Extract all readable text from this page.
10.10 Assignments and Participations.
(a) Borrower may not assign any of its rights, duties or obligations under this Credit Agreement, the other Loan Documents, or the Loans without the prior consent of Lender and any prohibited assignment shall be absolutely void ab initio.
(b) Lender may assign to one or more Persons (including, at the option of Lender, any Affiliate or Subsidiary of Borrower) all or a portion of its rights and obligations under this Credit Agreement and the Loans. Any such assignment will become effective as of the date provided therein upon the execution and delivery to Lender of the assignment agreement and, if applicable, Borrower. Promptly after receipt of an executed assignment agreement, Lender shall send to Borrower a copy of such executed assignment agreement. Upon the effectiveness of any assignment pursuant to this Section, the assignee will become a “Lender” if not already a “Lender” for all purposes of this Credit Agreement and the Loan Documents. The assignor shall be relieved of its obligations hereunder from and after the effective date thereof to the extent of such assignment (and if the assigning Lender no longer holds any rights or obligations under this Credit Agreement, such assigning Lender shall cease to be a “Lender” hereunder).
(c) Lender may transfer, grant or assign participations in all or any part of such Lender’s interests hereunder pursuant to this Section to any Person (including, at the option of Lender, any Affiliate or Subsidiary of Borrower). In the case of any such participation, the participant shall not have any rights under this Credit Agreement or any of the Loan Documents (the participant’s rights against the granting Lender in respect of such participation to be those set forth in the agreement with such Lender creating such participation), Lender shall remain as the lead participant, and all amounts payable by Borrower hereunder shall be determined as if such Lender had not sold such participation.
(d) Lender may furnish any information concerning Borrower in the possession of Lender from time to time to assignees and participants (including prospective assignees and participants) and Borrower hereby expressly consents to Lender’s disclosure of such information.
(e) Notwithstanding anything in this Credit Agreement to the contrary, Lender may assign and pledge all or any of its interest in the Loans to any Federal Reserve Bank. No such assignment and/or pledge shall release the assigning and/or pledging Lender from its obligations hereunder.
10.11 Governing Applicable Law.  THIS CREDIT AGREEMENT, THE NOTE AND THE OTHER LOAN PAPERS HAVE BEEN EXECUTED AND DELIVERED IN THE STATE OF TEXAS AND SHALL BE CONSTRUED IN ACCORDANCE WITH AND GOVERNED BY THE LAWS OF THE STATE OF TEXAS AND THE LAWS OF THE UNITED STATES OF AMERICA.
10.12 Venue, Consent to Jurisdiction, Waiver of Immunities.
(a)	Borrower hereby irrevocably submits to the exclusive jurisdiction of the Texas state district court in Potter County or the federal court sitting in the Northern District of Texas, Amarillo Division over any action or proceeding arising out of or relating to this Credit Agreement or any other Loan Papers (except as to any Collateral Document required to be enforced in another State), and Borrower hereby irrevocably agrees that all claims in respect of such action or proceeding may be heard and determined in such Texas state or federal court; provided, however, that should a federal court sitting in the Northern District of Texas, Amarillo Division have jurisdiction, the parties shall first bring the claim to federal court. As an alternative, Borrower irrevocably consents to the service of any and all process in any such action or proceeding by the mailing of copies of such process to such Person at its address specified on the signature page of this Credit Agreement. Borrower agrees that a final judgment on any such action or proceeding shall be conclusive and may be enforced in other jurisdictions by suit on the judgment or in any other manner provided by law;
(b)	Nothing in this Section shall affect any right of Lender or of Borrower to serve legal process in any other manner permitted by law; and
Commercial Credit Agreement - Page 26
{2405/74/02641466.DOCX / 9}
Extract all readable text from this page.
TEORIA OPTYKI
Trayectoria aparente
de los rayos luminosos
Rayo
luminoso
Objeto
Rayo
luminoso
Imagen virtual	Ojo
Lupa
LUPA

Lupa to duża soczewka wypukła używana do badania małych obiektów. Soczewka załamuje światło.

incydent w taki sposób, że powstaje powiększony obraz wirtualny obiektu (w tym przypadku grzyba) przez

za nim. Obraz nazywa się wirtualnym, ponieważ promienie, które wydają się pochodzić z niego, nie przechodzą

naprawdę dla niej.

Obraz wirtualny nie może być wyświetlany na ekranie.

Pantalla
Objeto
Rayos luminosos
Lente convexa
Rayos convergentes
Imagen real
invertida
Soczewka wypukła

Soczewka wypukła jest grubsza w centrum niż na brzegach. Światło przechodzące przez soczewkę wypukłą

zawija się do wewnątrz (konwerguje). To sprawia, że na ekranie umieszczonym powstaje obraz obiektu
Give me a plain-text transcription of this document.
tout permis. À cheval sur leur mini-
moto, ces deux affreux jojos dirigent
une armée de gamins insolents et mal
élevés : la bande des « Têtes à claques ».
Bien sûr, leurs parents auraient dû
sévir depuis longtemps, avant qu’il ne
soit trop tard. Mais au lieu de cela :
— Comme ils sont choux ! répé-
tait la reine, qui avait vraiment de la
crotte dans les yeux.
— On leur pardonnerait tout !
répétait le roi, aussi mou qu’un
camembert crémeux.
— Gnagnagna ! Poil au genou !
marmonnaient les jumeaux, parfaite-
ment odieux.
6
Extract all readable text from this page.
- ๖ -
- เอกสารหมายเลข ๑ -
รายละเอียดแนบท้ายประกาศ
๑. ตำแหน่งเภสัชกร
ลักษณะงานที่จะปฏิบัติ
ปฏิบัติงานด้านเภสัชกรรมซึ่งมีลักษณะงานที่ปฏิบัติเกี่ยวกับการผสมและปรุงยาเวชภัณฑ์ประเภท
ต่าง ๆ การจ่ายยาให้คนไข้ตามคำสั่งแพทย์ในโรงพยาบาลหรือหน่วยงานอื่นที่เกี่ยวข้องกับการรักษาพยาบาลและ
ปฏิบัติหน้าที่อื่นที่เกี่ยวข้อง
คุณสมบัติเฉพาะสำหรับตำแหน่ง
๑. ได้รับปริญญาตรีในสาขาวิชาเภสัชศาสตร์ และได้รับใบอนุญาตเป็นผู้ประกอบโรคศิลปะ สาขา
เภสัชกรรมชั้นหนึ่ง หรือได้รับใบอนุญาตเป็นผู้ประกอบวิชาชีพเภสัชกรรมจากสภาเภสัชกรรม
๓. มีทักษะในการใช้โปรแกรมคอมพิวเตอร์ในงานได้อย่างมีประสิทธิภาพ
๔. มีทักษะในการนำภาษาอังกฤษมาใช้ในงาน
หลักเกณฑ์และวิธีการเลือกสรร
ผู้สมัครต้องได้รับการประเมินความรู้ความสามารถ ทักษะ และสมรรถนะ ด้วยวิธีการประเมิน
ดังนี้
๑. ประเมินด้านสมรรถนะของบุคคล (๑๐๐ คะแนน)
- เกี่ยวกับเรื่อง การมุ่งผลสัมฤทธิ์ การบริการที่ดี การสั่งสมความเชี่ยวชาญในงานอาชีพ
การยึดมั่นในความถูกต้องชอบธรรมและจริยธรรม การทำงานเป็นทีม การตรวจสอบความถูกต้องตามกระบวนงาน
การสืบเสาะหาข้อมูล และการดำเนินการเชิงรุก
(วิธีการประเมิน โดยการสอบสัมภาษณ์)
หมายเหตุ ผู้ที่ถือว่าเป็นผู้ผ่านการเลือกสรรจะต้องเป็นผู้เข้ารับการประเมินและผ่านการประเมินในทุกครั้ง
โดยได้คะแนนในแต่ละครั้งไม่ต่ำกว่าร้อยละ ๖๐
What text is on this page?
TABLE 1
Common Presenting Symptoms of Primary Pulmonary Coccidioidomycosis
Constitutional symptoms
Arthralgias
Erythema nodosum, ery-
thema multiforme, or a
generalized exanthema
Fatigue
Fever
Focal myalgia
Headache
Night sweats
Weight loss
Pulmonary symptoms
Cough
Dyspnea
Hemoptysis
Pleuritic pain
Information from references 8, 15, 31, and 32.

§

[GIVEN REQUEST]
Repeat the material above in full, quoting it exactly.

[SOLUTION FOR THIS EXERCISE]
Extract all readable text from this page.
10.10 Assignments and Participations.
(a) Borrower may not assign any of its rights, duties or obligations under this Credit Agreement, the other Loan Documents, or the Loans without the prior consent of Lender and any prohibited assignment shall be absolutely void ab initio.
(b) Lender may assign to one or more Persons (including, at the option of Lender, any Affiliate or Subsidiary of Borrower) all or a portion of its rights and obligations under this Credit Agreement and the Loans. Any such assignment will become effective as of the date provided therein upon the execution and delivery to Lender of the assignment agreement and, if applicable, Borrower. Promptly after receipt of an executed assignment agreement, Lender shall send to Borrower a copy of such executed assignment agreement. Upon the effectiveness of any assignment pursuant to this Section, the assignee will become a “Lender” if not already a “Lender” for all purposes of this Credit Agreement and the Loan Documents. The assignor shall be relieved of its obligations hereunder from and after the effective date thereof to the extent of such assignment (and if the assigning Lender no longer holds any rights or obligations under this Credit Agreement, such assigning Lender shall cease to be a “Lender” hereunder).
(c) Lender may transfer, grant or assign participations in all or any part of such Lender’s interests hereunder pursuant to this Section to any Person (including, at the option of Lender, any Affiliate or Subsidiary of Borrower). In the case of any such participation, the participant shall not have any rights under this Credit Agreement or any of the Loan Documents (the participant’s rights against the granting Lender in respect of such participation to be those set forth in the agreement with such Lender creating such participation), Lender shall remain as the lead participant, and all amounts payable by Borrower hereunder shall be determined as if such Lender had not sold such participation.
(d) Lender may furnish any information concerning Borrower in the possession of Lender from time to time to assignees and participants (including prospective assignees and participants) and Borrower hereby expressly consents to Lender’s disclosure of such information.
(e) Notwithstanding anything in this Credit Agreement to the contrary, Lender may assign and pledge all or any of its interest in the Loans to any Federal Reserve Bank. No such assignment and/or pledge shall release the assigning and/or pledging Lender from its obligations hereunder.
10.11 Governing Applicable Law.  THIS CREDIT AGREEMENT, THE NOTE AND THE OTHER LOAN PAPERS HAVE BEEN EXECUTED AND DELIVERED IN THE STATE OF TEXAS AND SHALL BE CONSTRUED IN ACCORDANCE WITH AND GOVERNED BY THE LAWS OF THE STATE OF TEXAS AND THE LAWS OF THE UNITED STATES OF AMERICA.
10.12 Venue, Consent to Jurisdiction, Waiver of Immunities.
(a)	Borrower hereby irrevocably submits to the exclusive jurisdiction of the Texas state district court in Potter County or the federal court sitting in the Northern District of Texas, Amarillo Division over any action or proceeding arising out of or relating to this Credit Agreement or any other Loan Papers (except as to any Collateral Document required to be enforced in another State), and Borrower hereby irrevocably agrees that all claims in respect of such action or proceeding may be heard and determined in such Texas state or federal court; provided, however, that should a federal court sitting in the Northern District of Texas, Amarillo Division have jurisdiction, the parties shall first bring the claim to federal court. As an alternative, Borrower irrevocably consents to the service of any and all process in any such action or proceeding by the mailing of copies of such process to such Person at its address specified on the signature page of this Credit Agreement. Borrower agrees that a final judgment on any such action or proceeding shall be conclusive and may be enforced in other jurisdictions by suit on the judgment or in any other manner provided by law;
(b)	Nothing in this Section shall affect any right of Lender or of Borrower to serve legal process in any other manner permitted by law; and
Commercial Credit Agreement - Page 26
{2405/74/02641466.DOCX / 9}
Extract all readable text from this page.
TEORIA OPTYKI
Trayectoria aparente
de los rayos luminosos
Rayo
luminoso
Objeto
Rayo
luminoso
Imagen virtual	Ojo
Lupa
LUPA

Lupa to duża soczewka wypukła używana do badania małych obiektów. Soczewka załamuje światło.

incydent w taki sposób, że powstaje powiększony obraz wirtualny obiektu (w tym przypadku grzyba) przez

za nim. Obraz nazywa się wirtualnym, ponieważ promienie, które wydają się pochodzić z niego, nie przechodzą

naprawdę dla niej.

Obraz wirtualny nie może być wyświetlany na ekranie.

Pantalla
Objeto
Rayos luminosos
Lente convexa
Rayos convergentes
Imagen real
invertida
Soczewka wypukła

Soczewka wypukła jest grubsza w centrum niż na brzegach. Światło przechodzące przez soczewkę wypukłą

zawija się do wewnątrz (konwerguje). To sprawia, że na ekranie umieszczonym powstaje obraz obiektu
Give me a plain-text transcription of this document.
tout permis. À cheval sur leur mini-
moto, ces deux affreux jojos dirigent
une armée de gamins insolents et mal
élevés : la bande des « Têtes à claques ».
Bien sûr, leurs parents auraient dû
sévir depuis longtemps, avant qu’il ne
soit trop tard. Mais au lieu de cela :
— Comme ils sont choux ! répé-
tait la reine, qui avait vraiment de la
crotte dans les yeux.
— On leur pardonnerait tout !
répétait le roi, aussi mou qu’un
camembert crémeux.
— Gnagnagna ! Poil au genou !
marmonnaient les jumeaux, parfaite-
ment odieux.
6
Extract all readable text from this page.
- ๖ -
- เอกสารหมายเลข ๑ -
รายละเอียดแนบท้ายประกาศ
๑. ตำแหน่งเภสัชกร
ลักษณะงานที่จะปฏิบัติ
ปฏิบัติงานด้านเภสัชกรรมซึ่งมีลักษณะงานที่ปฏิบัติเกี่ยวกับการผสมและปรุงยาเวชภัณฑ์ประเภท
ต่าง ๆ การจ่ายยาให้คนไข้ตามคำสั่งแพทย์ในโรงพยาบาลหรือหน่วยงานอื่นที่เกี่ยวข้องกับการรักษาพยาบาลและ
ปฏิบัติหน้าที่อื่นที่เกี่ยวข้อง
คุณสมบัติเฉพาะสำหรับตำแหน่ง
๑. ได้รับปริญญาตรีในสาขาวิชาเภสัชศาสตร์ และได้รับใบอนุญาตเป็นผู้ประกอบโรคศิลปะ สาขา
เภสัชกรรมชั้นหนึ่ง หรือได้รับใบอนุญาตเป็นผู้ประกอบวิชาชีพเภสัชกรรมจากสภาเภสัชกรรม
๓. มีทักษะในการใช้โปรแกรมคอมพิวเตอร์ในงานได้อย่างมีประสิทธิภาพ
๔. มีทักษะในการนำภาษาอังกฤษมาใช้ในงาน
หลักเกณฑ์และวิธีการเลือกสรร
ผู้สมัครต้องได้รับการประเมินความรู้ความสามารถ ทักษะ และสมรรถนะ ด้วยวิธีการประเมิน
ดังนี้
๑. ประเมินด้านสมรรถนะของบุคคล (๑๐๐ คะแนน)
- เกี่ยวกับเรื่อง การมุ่งผลสัมฤทธิ์ การบริการที่ดี การสั่งสมความเชี่ยวชาญในงานอาชีพ
การยึดมั่นในความถูกต้องชอบธรรมและจริยธรรม การทำงานเป็นทีม การตรวจสอบความถูกต้องตามกระบวนงาน
การสืบเสาะหาข้อมูล และการดำเนินการเชิงรุก
(วิธีการประเมิน โดยการสอบสัมภาษณ์)
หมายเหตุ ผู้ที่ถือว่าเป็นผู้ผ่านการเลือกสรรจะต้องเป็นผู้เข้ารับการประเมินและผ่านการประเมินในทุกครั้ง
โดยได้คะแนนในแต่ละครั้งไม่ต่ำกว่าร้อยละ ๖๐
What text is on this page?
TABLE 1
Common Presenting Symptoms of Primary Pulmonary Coccidioidomycosis
Constitutional symptoms
Arthralgias
Erythema nodosum, ery-
thema multiforme, or a
generalized exanthema
Fatigue
Fever
Focal myalgia
Headache
Night sweats
Weight loss
Pulmonary symptoms
Cough
Dyspnea
Hemoptysis
Pleuritic pain
Information from references 8, 15, 31, and 32.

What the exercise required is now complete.